- Data shown
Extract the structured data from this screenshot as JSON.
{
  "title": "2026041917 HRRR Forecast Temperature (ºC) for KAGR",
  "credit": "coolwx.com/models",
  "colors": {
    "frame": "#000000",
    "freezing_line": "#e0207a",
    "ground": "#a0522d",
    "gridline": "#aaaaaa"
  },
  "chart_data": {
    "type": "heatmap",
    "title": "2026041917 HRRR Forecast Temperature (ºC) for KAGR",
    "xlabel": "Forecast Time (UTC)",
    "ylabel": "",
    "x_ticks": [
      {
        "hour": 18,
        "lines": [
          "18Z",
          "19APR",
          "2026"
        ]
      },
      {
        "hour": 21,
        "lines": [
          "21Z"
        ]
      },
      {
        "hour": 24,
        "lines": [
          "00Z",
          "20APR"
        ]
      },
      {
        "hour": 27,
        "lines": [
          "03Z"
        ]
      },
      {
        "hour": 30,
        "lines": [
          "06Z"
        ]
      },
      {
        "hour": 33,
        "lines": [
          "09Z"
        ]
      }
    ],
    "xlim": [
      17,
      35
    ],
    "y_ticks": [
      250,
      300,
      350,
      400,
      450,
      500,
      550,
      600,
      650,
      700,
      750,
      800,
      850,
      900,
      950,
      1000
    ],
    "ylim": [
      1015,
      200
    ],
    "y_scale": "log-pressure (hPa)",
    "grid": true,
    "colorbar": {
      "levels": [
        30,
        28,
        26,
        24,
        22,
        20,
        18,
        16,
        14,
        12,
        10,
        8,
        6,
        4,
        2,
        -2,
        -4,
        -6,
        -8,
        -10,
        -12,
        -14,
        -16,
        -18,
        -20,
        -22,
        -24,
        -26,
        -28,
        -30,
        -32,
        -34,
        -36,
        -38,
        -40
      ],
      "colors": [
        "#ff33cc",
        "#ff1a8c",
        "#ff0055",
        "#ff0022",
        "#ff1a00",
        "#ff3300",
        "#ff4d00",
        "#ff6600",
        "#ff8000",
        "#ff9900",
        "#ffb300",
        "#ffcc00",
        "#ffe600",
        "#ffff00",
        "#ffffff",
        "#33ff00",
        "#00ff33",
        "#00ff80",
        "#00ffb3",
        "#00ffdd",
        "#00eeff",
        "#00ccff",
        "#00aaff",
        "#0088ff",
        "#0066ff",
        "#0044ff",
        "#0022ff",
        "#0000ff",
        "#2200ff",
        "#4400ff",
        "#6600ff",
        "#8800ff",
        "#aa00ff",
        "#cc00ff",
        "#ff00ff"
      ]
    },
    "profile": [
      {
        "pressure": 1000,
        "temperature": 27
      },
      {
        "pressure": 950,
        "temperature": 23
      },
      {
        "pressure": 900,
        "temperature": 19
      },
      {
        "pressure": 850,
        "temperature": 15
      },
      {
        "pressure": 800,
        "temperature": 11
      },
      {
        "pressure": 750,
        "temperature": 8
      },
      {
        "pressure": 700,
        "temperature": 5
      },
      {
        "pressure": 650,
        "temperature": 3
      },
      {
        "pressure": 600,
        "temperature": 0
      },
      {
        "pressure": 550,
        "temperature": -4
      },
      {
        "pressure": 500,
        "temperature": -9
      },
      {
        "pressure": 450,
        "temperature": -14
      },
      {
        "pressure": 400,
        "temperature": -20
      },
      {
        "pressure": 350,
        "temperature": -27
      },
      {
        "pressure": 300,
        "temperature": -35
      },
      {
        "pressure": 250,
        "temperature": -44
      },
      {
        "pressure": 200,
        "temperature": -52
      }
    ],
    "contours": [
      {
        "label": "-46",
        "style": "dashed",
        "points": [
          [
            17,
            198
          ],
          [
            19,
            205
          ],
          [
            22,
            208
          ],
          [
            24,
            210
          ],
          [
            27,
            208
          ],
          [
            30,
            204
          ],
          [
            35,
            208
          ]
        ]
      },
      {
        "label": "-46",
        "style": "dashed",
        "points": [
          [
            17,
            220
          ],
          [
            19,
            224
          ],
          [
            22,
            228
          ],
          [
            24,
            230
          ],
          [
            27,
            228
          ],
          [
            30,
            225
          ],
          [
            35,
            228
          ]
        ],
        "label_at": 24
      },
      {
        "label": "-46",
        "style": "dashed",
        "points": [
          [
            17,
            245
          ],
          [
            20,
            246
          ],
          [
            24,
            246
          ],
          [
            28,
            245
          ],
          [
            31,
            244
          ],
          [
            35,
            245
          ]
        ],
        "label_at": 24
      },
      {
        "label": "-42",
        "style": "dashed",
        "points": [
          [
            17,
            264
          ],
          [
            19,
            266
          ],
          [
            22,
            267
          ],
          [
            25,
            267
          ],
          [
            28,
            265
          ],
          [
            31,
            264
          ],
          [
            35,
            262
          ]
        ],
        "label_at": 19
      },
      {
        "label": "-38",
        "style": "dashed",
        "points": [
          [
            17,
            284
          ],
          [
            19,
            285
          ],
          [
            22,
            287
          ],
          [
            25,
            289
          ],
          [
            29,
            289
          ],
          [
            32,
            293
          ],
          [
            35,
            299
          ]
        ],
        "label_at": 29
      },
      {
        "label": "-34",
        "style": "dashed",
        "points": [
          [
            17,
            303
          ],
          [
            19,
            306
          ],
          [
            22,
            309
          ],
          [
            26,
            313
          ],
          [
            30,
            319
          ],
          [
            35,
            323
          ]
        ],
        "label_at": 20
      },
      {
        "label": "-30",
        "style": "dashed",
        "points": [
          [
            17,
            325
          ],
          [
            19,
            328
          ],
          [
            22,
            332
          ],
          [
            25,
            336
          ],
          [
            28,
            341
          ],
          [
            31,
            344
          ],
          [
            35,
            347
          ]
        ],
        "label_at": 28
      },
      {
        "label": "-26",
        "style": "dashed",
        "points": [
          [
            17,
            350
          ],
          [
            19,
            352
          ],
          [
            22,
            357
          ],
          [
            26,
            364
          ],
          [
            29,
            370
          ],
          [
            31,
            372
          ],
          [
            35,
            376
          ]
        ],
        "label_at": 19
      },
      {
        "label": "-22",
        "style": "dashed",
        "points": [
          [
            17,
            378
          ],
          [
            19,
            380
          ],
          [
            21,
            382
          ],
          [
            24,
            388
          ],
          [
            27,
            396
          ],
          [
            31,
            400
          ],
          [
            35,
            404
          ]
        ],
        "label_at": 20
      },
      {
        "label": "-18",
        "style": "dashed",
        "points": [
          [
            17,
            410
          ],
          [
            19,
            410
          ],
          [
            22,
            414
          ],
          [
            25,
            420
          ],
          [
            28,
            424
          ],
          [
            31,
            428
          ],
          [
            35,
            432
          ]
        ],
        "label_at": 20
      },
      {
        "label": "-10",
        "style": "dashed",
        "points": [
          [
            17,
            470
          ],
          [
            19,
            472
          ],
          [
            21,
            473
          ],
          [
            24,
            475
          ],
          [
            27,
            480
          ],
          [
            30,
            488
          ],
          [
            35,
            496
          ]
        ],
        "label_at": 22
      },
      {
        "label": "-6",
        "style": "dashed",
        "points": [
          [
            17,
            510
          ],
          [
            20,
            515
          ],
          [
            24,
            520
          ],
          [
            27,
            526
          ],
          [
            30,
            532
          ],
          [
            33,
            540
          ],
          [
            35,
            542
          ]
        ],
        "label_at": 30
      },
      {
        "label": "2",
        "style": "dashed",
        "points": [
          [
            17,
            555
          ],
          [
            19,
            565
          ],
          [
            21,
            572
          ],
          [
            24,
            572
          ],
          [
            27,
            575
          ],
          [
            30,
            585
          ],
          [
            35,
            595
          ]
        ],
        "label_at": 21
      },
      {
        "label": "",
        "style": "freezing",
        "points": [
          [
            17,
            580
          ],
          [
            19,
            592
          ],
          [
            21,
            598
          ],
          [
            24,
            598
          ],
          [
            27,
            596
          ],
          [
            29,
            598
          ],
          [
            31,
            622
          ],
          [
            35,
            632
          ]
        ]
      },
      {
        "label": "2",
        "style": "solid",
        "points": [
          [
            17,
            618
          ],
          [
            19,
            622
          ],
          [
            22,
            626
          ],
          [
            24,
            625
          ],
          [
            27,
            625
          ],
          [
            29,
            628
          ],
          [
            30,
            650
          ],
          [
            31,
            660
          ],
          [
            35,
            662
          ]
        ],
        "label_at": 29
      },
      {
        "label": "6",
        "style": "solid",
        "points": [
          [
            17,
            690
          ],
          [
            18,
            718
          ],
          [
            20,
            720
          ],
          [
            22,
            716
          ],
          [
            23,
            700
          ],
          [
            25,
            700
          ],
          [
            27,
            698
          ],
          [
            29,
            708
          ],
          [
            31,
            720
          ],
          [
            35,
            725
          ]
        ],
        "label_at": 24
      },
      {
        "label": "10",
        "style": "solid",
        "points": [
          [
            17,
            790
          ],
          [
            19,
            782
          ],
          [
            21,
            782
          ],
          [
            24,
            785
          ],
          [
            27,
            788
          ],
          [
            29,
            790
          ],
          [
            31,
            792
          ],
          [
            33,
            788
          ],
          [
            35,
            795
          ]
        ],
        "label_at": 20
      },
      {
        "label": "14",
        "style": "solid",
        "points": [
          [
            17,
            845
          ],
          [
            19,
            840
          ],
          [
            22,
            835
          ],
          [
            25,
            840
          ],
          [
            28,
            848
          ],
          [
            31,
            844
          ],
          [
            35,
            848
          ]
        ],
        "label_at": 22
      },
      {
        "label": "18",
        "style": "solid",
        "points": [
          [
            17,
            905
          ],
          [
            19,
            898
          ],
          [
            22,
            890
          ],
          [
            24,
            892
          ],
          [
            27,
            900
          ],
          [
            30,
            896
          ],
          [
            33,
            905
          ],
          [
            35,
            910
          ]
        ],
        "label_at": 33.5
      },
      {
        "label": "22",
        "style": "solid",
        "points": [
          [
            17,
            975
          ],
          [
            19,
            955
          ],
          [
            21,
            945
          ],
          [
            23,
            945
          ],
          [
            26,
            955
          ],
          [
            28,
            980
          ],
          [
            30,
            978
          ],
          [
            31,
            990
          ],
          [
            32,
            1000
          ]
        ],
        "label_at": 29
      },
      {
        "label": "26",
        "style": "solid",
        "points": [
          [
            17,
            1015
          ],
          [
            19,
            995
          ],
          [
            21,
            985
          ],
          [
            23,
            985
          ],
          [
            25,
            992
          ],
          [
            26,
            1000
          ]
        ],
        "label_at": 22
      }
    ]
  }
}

- Requirement
Filter the listing above by the word "KAGR"; copy each line that passes.

- Correct response
  "title": "2026041917 HRRR Forecast Temperature (ºC) for KAGR",
    "title": "2026041917 HRRR Forecast Temperature (ºC) for KAGR",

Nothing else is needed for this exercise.